» **Objective**: Leaving the pictures aside, transcribe every line below exactly.

» **Input for this task**:
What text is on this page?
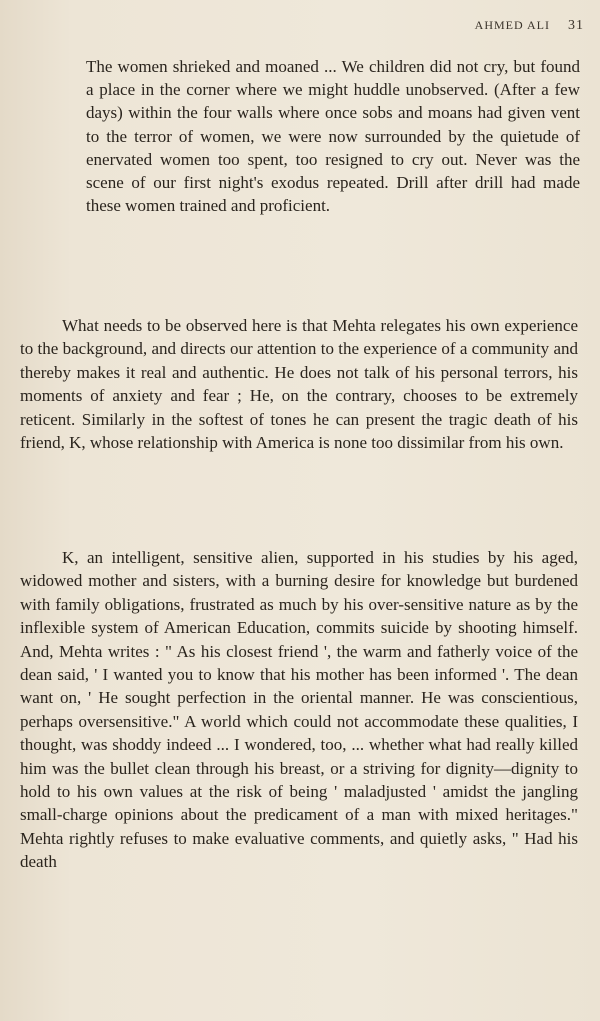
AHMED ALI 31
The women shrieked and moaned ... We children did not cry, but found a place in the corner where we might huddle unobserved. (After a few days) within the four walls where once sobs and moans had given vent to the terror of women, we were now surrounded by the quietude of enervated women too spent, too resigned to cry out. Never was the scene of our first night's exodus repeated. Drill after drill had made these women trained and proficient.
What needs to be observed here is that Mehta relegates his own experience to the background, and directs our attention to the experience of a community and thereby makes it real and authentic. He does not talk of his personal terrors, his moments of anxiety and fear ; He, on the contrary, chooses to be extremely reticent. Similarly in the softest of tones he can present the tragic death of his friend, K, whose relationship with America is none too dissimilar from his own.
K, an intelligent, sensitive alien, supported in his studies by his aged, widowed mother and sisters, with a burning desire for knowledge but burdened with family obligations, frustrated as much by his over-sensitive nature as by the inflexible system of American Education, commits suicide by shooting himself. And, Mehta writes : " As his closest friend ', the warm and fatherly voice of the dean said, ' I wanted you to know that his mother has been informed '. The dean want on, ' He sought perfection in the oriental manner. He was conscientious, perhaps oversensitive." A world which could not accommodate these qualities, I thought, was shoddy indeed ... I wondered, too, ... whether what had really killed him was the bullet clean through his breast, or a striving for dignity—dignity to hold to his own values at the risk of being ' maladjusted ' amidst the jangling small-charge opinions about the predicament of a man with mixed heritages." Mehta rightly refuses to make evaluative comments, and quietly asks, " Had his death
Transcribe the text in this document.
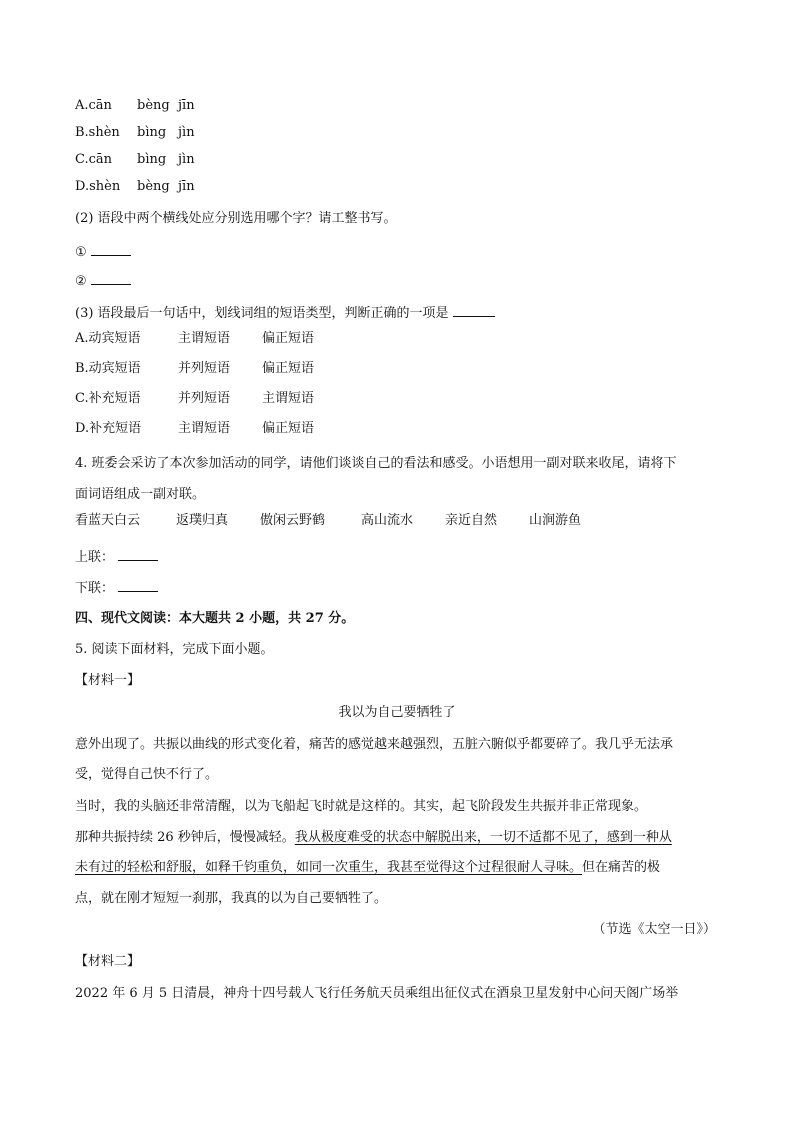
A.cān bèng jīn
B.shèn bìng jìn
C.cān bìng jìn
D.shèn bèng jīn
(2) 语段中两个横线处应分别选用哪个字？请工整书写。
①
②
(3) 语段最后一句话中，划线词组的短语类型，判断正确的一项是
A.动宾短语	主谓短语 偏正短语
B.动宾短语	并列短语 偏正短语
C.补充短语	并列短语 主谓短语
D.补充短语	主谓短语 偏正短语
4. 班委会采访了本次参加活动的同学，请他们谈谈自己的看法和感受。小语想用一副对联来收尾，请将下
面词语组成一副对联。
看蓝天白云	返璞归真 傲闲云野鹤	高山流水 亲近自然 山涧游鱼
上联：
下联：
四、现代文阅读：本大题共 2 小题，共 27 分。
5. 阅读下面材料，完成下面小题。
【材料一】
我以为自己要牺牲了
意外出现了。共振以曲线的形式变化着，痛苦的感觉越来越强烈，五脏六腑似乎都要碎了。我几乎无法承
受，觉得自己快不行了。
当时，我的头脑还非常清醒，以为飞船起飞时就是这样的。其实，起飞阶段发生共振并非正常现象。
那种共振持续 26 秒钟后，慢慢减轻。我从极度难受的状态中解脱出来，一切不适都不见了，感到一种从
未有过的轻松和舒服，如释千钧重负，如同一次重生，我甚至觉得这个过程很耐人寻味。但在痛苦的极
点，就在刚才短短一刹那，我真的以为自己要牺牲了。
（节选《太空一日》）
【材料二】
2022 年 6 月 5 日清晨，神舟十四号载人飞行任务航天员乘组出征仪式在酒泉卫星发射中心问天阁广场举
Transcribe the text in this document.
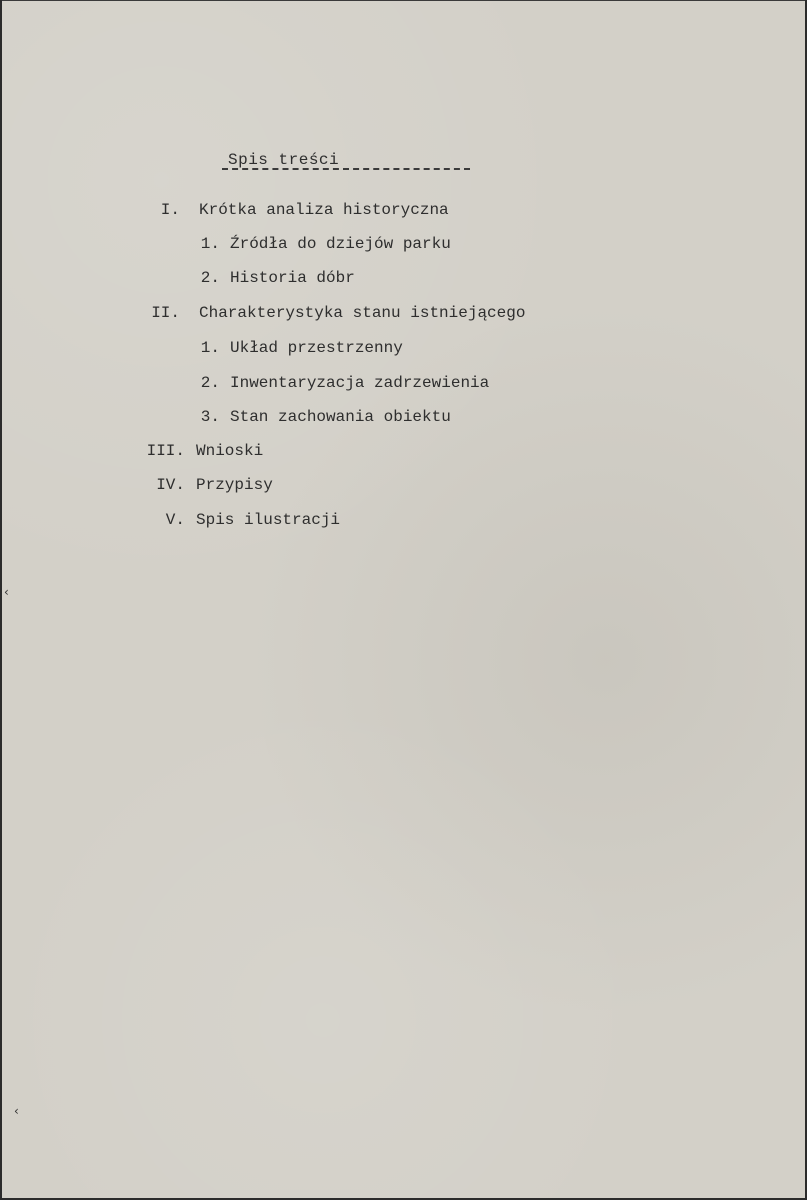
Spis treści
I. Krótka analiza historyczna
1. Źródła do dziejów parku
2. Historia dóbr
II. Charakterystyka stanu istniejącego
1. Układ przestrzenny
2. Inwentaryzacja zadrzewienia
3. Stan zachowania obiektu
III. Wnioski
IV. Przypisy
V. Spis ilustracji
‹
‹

» **Output for this task**:
What text is on this page?
AHMED ALI 31
The women shrieked and moaned ... We children did not cry, but found a place in the corner where we might huddle unobserved. (After a few days) within the four walls where once sobs and moans had given vent to the terror of women, we were now surrounded by the quietude of enervated women too spent, too resigned to cry out. Never was the scene of our first night's exodus repeated. Drill after drill had made these women trained and proficient.
What needs to be observed here is that Mehta relegates his own experience to the background, and directs our attention to the experience of a community and thereby makes it real and authentic. He does not talk of his personal terrors, his moments of anxiety and fear ; He, on the contrary, chooses to be extremely reticent. Similarly in the softest of tones he can present the tragic death of his friend, K, whose relationship with America is none too dissimilar from his own.
K, an intelligent, sensitive alien, supported in his studies by his aged, widowed mother and sisters, with a burning desire for knowledge but burdened with family obligations, frustrated as much by his over-sensitive nature as by the inflexible system of American Education, commits suicide by shooting himself. And, Mehta writes : " As his closest friend ', the warm and fatherly voice of the dean said, ' I wanted you to know that his mother has been informed '. The dean want on, ' He sought perfection in the oriental manner. He was conscientious, perhaps oversensitive." A world which could not accommodate these qualities, I thought, was shoddy indeed ... I wondered, too, ... whether what had really killed him was the bullet clean through his breast, or a striving for dignity—dignity to hold to his own values at the risk of being ' maladjusted ' amidst the jangling small-charge opinions about the predicament of a man with mixed heritages." Mehta rightly refuses to make evaluative comments, and quietly asks, " Had his death
Transcribe the text in this document.
A.cān bèng jīn
B.shèn bìng jìn
C.cān bìng jìn
D.shèn bèng jīn
(2) 语段中两个横线处应分别选用哪个字？请工整书写。
①
②
(3) 语段最后一句话中，划线词组的短语类型，判断正确的一项是
A.动宾短语	主谓短语 偏正短语
B.动宾短语	并列短语 偏正短语
C.补充短语	并列短语 主谓短语
D.补充短语	主谓短语 偏正短语
4. 班委会采访了本次参加活动的同学，请他们谈谈自己的看法和感受。小语想用一副对联来收尾，请将下
面词语组成一副对联。
看蓝天白云	返璞归真 傲闲云野鹤	高山流水 亲近自然 山涧游鱼
上联：
下联：
四、现代文阅读：本大题共 2 小题，共 27 分。
5. 阅读下面材料，完成下面小题。
【材料一】
我以为自己要牺牲了
意外出现了。共振以曲线的形式变化着，痛苦的感觉越来越强烈，五脏六腑似乎都要碎了。我几乎无法承
受，觉得自己快不行了。
当时，我的头脑还非常清醒，以为飞船起飞时就是这样的。其实，起飞阶段发生共振并非正常现象。
那种共振持续 26 秒钟后，慢慢减轻。我从极度难受的状态中解脱出来，一切不适都不见了，感到一种从
未有过的轻松和舒服，如释千钧重负，如同一次重生，我甚至觉得这个过程很耐人寻味。但在痛苦的极
点，就在刚才短短一刹那，我真的以为自己要牺牲了。
（节选《太空一日》）
【材料二】
2022 年 6 月 5 日清晨，神舟十四号载人飞行任务航天员乘组出征仪式在酒泉卫星发射中心问天阁广场举
Transcribe the text in this document.
Spis treści
I. Krótka analiza historyczna
1. Źródła do dziejów parku
2. Historia dóbr
II. Charakterystyka stanu istniejącego
1. Układ przestrzenny
2. Inwentaryzacja zadrzewienia
3. Stan zachowania obiektu
III. Wnioski
IV. Przypisy
V. Spis ilustracji
‹
‹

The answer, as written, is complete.